In full and without alteration, repeat the material.

>> Start MATERIAL SHOWN

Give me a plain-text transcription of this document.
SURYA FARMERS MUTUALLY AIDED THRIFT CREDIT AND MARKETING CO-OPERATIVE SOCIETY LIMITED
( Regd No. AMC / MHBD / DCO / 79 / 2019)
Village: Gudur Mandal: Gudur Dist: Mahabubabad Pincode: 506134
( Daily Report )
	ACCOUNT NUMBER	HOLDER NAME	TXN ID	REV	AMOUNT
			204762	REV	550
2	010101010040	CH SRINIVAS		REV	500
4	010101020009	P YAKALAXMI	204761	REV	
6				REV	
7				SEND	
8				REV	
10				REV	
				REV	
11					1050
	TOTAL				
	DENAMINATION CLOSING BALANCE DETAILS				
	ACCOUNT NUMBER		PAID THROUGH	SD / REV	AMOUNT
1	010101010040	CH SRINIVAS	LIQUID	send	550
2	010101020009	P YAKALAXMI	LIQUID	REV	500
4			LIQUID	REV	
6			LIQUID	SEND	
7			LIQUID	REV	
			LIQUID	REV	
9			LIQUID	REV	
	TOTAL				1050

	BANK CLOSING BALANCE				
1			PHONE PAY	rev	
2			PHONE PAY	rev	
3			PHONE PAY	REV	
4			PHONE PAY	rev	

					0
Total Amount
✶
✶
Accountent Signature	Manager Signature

>> End MATERIAL SHOWN

EXERCISE OUTPUT:
Give me a plain-text transcription of this document.
SURYA FARMERS MUTUALLY AIDED THRIFT CREDIT AND MARKETING CO-OPERATIVE SOCIETY LIMITED
( Regd No. AMC / MHBD / DCO / 79 / 2019)
Village: Gudur Mandal: Gudur Dist: Mahabubabad Pincode: 506134
( Daily Report )
	ACCOUNT NUMBER	HOLDER NAME	TXN ID	REV	AMOUNT
			204762	REV	550
2	010101010040	CH SRINIVAS		REV	500
4	010101020009	P YAKALAXMI	204761	REV	
6				REV	
7				SEND	
8				REV	
10				REV	
				REV	
11					1050
	TOTAL				
	DENAMINATION CLOSING BALANCE DETAILS				
	ACCOUNT NUMBER		PAID THROUGH	SD / REV	AMOUNT
1	010101010040	CH SRINIVAS	LIQUID	send	550
2	010101020009	P YAKALAXMI	LIQUID	REV	500
4			LIQUID	REV	
6			LIQUID	SEND	
7			LIQUID	REV	
			LIQUID	REV	
9			LIQUID	REV	
	TOTAL				1050

	BANK CLOSING BALANCE				
1			PHONE PAY	rev	
2			PHONE PAY	rev	
3			PHONE PAY	REV	
4			PHONE PAY	rev	

					0
Total Amount
✶
✶
Accountent Signature	Manager Signature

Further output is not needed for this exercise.